基于MNIST 了解Tensorflow 框架

Mnist.py

以下为完整代码:

import tensorflow as tf
import input_data

mnist = input_data.read_data_sets('MNIST_data', one_hot=True)
sess = tf.InteractiveSession()  
x = tf.placeholder("float", shape=[None, 784])
y_ = tf.placeholder("float", shape=[None, 10]) # not init ???


w = tf.Variable(tf.zeros([784,10]))
b = tf.Variable(tf.zeros([10]))


def weight_variable(shape):
    initial = tf.truncated_normal(shape, stddev=0.1) #
    return tf.Variable(initial)

def bias_variable(shape):
    initial = tf.constant(0.1, shape=shape)
    return tf.Variable(initial)

def conv2d(x,w):
    return tf.nn.conv2d(x, w, strides=[1,1,1,1], padding= 'SAME')


def max_pool_2x2(x):
    return tf.nn.max_pool(x, ksize=[1,2,2,1], strides=[1,2,2,1], padding='SAME')


w_conv1 = weight_variable([5,5,1,32]) # add noise to avoid derivate 0 and symetricq
b_conv1 = bias_variable([32])

x_image = tf.reshape(x, [-1,28,28,1])

h_conv1 = tf.nn.relu(conv2d(x_image, w_conv1) + b_conv1)
h_pool1 = max_pool_2x2(h_conv1)


w_conv2 = weight_variable([5,5,32,64])
b_conv2 = bias_variable([64])

h_conv2 = tf.nn.relu(conv2d(h_pool1, w_conv2) + b_conv2)
h_pool2 = max_pool_2x2(h_conv2)

w_fc1 = weight_variable([7 * 7 * 64, 1024])
b_fc1 = bias_variable([1024])

h_pool2_flat = tf.reshape(h_pool2, [-1, 7*7*64])
h_fc1 = tf.nn.relu(tf.matmul(h_pool2_flat, w_fc1)+ b_fc1)

------------------------------------

** 任务要求 **
• 1. 列出上面的MNIST代码中用 def 定义的全部函数名。
• 2. 请从上面的MNIST代码中原样抄出一段:从含有"w_conv2 = weight_variable([5,5,32,64])"的那句开始,抄到"tf.nn.relu(tf.matmul(h_pool2_flat, w_fc1)+ b_fc1)"为止。
• 3. 判断以下各说法是否符合上面的MNIST代码,回答"是"或"否",并原样引用代码中起决定作用的文字:
(a) conv2d 函数中 padding 设为 'SAME'。
(b) b_conv2 的偏置长度为 32。
(c) x 的占位符形状为 [None, 784]。
后面的记录是另一份独立材料,与上文的MNIST代码无关。

------------------------------------

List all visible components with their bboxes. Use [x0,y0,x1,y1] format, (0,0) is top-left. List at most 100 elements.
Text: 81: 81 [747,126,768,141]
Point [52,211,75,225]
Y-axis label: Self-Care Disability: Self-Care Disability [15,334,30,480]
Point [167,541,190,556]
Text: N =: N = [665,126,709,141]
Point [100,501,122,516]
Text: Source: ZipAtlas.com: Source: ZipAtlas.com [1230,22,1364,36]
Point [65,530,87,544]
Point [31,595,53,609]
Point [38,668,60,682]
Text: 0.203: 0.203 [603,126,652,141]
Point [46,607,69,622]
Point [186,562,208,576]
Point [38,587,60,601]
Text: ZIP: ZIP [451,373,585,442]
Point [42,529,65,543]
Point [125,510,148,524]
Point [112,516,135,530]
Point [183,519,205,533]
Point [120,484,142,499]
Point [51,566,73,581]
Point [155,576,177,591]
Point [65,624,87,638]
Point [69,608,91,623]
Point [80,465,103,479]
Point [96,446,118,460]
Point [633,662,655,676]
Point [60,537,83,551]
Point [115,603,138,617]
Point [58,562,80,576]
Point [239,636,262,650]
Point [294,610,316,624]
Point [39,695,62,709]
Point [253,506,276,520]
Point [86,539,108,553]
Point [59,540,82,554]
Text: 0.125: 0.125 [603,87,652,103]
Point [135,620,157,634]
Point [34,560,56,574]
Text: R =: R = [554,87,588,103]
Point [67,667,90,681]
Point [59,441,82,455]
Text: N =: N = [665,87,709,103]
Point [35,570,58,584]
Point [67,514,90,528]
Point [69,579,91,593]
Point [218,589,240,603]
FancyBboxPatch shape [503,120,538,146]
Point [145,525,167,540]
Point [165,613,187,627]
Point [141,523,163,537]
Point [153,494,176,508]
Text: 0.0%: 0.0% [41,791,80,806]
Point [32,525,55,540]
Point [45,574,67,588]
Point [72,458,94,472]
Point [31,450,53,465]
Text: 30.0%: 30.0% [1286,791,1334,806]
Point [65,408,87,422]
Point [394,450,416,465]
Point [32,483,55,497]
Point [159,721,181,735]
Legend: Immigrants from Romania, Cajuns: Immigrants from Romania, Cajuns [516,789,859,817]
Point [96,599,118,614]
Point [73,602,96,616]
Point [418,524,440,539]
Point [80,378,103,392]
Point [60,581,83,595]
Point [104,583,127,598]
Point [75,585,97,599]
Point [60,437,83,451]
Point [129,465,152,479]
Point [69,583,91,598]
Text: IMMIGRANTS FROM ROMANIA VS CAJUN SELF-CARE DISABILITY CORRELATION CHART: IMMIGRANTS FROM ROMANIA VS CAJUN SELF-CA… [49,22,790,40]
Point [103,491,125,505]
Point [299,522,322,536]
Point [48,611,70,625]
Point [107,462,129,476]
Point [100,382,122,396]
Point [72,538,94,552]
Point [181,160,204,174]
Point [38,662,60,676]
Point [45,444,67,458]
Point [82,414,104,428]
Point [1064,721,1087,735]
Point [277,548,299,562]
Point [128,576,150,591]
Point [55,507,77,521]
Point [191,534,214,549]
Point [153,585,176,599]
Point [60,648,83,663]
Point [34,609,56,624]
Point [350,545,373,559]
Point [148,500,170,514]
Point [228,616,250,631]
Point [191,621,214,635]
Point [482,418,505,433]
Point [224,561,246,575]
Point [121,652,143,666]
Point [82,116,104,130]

------------------------------------

** 练习结果 **
• 1. weight_variable、bias_variable、conv2d、max_pool_2x2

• 2.
w_conv2 = weight_variable([5,5,32,64])
b_conv2 = bias_variable([64])

h_conv2 = tf.nn.relu(conv2d(h_pool1, w_conv2) + b_conv2)
h_pool2 = max_pool_2x2(h_conv2)

w_fc1 = weight_variable([7 * 7 * 64, 1024])
b_fc1 = bias_variable([1024])

h_pool2_flat = tf.reshape(h_pool2, [-1, 7*7*64])
h_fc1 = tf.nn.relu(tf.matmul(h_pool2_flat, w_fc1)+ b_fc1)

• 3.
(a) 是。"padding= 'SAME'"
(b) 否。"b_conv2 = bias_variable([64])"
(c) 是。"x = tf.placeholder("float", shape=[None, 784])"